_Problem statement_
Find each line with "services" and copy it.

Recorded data
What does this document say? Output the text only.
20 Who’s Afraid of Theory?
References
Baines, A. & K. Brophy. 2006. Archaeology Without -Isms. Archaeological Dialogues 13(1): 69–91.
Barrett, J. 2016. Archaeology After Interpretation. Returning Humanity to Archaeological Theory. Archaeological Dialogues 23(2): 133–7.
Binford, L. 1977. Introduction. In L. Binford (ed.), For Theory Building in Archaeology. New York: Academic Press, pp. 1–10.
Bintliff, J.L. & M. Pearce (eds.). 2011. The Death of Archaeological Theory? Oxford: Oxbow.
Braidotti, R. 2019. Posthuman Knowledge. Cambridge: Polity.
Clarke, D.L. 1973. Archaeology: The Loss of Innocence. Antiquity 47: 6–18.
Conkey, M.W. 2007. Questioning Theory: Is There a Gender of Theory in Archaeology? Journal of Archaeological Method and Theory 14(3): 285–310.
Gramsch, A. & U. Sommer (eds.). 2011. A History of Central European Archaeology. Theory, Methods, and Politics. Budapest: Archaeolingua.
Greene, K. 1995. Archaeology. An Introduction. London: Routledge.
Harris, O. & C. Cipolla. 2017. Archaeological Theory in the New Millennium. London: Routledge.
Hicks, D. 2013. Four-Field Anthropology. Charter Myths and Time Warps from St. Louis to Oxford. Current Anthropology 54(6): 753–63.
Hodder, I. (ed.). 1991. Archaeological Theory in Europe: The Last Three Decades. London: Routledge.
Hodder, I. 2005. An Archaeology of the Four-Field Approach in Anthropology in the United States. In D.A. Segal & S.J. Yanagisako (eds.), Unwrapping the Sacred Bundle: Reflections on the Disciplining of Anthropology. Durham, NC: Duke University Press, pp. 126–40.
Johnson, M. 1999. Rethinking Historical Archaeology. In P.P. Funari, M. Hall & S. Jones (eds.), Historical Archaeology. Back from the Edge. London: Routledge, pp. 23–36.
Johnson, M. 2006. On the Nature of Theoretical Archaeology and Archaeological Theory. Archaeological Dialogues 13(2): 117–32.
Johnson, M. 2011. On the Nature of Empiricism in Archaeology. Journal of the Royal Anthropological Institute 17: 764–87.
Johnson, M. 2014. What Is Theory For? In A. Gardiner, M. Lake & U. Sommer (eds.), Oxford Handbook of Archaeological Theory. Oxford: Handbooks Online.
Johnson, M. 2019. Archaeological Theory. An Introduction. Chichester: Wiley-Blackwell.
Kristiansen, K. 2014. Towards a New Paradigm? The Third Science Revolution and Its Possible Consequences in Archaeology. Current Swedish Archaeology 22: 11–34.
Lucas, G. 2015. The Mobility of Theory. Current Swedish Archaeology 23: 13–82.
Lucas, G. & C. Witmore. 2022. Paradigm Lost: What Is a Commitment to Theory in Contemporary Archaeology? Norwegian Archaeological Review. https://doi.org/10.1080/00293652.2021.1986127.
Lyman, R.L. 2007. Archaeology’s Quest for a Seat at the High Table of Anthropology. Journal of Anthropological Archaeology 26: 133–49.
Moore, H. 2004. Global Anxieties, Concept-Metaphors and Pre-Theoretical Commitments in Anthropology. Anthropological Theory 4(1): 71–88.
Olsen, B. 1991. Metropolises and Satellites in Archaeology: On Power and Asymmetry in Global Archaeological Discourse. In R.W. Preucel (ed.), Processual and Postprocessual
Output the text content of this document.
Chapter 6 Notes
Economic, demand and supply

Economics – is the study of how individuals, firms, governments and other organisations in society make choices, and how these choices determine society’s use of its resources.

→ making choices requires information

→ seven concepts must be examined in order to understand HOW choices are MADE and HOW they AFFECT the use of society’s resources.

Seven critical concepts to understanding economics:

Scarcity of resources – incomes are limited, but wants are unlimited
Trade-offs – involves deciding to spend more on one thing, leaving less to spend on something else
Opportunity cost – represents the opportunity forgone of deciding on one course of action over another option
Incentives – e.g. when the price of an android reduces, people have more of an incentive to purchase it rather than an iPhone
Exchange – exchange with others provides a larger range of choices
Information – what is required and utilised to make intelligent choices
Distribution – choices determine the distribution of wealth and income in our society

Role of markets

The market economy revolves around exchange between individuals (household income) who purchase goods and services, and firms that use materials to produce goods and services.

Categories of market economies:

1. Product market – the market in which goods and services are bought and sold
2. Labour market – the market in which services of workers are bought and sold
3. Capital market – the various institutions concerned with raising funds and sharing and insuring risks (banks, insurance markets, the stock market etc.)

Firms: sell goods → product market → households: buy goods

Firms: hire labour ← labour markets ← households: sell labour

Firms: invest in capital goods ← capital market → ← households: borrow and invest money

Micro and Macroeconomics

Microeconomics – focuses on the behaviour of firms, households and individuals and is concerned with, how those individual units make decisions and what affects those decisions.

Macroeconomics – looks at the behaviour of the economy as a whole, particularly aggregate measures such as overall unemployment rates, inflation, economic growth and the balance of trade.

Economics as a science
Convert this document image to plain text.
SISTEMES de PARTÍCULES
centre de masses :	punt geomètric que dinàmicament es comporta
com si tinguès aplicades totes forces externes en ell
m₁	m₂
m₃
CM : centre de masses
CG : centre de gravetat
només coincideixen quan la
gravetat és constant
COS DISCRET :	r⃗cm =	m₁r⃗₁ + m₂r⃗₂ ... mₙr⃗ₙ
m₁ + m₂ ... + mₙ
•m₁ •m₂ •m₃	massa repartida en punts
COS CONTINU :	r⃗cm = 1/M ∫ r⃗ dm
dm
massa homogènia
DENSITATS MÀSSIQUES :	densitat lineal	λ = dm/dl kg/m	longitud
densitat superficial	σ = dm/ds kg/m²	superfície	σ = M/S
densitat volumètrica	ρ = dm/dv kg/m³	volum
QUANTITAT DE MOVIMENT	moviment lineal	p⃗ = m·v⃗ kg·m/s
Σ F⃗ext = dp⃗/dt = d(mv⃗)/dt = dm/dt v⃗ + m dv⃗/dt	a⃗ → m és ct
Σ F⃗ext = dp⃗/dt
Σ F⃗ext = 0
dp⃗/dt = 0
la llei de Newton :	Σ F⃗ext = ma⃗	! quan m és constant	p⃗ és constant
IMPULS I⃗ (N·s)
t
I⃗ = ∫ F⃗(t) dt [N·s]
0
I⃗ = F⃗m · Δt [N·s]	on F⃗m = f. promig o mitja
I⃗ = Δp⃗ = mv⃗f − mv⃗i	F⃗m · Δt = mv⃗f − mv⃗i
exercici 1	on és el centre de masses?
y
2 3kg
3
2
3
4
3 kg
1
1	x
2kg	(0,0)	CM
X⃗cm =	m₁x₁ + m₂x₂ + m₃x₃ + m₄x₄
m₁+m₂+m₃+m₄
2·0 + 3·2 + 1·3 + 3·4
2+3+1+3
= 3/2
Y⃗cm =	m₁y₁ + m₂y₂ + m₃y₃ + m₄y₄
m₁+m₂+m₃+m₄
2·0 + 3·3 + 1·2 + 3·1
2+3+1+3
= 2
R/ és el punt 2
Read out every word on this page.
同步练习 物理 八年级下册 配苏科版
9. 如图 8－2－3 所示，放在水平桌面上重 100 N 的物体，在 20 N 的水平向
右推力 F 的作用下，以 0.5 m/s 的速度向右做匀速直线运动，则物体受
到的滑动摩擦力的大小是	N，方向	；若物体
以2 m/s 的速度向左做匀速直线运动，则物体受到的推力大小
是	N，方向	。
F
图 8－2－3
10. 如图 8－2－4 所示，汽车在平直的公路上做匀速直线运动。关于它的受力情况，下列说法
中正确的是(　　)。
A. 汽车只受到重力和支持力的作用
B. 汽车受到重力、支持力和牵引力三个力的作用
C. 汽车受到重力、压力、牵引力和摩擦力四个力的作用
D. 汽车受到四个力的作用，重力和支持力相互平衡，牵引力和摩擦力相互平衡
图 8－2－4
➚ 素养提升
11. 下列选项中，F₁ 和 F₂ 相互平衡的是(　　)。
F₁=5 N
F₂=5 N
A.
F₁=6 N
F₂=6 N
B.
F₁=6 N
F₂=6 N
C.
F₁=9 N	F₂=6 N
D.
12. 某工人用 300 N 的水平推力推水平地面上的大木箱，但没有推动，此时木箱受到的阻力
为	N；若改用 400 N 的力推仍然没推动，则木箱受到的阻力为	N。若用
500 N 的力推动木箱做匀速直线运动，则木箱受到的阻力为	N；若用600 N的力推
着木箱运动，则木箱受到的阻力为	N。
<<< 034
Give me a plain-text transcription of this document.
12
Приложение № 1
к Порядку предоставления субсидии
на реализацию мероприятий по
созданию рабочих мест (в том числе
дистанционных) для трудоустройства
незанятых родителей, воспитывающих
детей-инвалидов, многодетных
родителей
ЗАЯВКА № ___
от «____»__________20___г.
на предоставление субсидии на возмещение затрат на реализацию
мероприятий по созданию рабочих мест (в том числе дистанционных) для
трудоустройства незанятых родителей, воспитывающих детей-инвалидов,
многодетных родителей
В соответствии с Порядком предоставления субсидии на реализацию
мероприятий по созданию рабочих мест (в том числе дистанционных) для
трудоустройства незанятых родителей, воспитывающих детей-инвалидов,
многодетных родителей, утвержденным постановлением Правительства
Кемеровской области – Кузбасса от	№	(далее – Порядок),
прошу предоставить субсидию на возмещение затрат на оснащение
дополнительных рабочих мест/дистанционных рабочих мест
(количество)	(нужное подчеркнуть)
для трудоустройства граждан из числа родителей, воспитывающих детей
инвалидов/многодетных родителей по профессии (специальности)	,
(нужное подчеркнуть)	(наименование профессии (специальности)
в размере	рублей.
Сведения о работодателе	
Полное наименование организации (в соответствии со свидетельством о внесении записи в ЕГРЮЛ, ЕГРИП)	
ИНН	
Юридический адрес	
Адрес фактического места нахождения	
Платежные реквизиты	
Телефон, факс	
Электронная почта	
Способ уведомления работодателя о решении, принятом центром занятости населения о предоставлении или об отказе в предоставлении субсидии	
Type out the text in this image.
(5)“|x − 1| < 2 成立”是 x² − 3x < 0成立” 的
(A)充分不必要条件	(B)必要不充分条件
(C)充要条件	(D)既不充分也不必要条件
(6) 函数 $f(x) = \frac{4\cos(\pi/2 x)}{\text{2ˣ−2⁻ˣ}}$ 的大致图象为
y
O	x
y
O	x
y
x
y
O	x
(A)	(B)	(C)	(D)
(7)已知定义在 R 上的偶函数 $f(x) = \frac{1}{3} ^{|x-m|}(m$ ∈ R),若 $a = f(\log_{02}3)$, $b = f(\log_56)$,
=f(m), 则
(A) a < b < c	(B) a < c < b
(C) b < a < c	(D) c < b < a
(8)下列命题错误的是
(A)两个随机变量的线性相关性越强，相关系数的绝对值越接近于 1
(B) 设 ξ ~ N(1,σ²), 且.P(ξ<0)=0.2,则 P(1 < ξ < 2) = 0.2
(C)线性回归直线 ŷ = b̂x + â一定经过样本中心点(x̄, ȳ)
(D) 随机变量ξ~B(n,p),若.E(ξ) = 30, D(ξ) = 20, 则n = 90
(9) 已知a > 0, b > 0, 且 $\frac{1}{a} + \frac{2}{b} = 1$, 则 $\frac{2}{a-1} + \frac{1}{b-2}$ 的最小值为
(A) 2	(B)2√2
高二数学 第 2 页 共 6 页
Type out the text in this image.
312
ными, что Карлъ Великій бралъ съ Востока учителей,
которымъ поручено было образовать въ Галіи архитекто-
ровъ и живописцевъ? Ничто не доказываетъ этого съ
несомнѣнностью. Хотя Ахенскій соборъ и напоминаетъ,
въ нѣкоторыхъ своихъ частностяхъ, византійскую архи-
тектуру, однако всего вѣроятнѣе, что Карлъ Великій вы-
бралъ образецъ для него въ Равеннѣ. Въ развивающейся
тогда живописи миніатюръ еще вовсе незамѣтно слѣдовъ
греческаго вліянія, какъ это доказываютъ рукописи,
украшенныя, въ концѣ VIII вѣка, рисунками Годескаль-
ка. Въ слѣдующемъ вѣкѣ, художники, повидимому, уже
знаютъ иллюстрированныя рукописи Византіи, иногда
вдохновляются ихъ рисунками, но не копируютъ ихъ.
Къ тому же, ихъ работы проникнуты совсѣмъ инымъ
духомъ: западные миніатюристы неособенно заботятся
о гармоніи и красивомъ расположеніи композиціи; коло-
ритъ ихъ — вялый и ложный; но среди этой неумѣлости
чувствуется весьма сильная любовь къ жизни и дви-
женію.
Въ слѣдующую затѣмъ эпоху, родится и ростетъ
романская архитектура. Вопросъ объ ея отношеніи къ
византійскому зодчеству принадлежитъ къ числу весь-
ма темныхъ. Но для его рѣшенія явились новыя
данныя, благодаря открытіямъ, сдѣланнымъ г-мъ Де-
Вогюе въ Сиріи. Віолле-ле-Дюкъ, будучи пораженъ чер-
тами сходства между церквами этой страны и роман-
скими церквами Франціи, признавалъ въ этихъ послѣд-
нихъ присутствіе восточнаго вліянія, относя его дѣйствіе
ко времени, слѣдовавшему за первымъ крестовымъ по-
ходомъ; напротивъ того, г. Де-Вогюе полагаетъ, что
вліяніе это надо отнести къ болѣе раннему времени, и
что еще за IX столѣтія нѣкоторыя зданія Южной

_Task output_
The market economy revolves around exchange between individuals (household income) who purchase goods and services, and firms that use materials to produce goods and services.
1. Product market – the market in which goods and services are bought and sold
2. Labour market – the market in which services of workers are bought and sold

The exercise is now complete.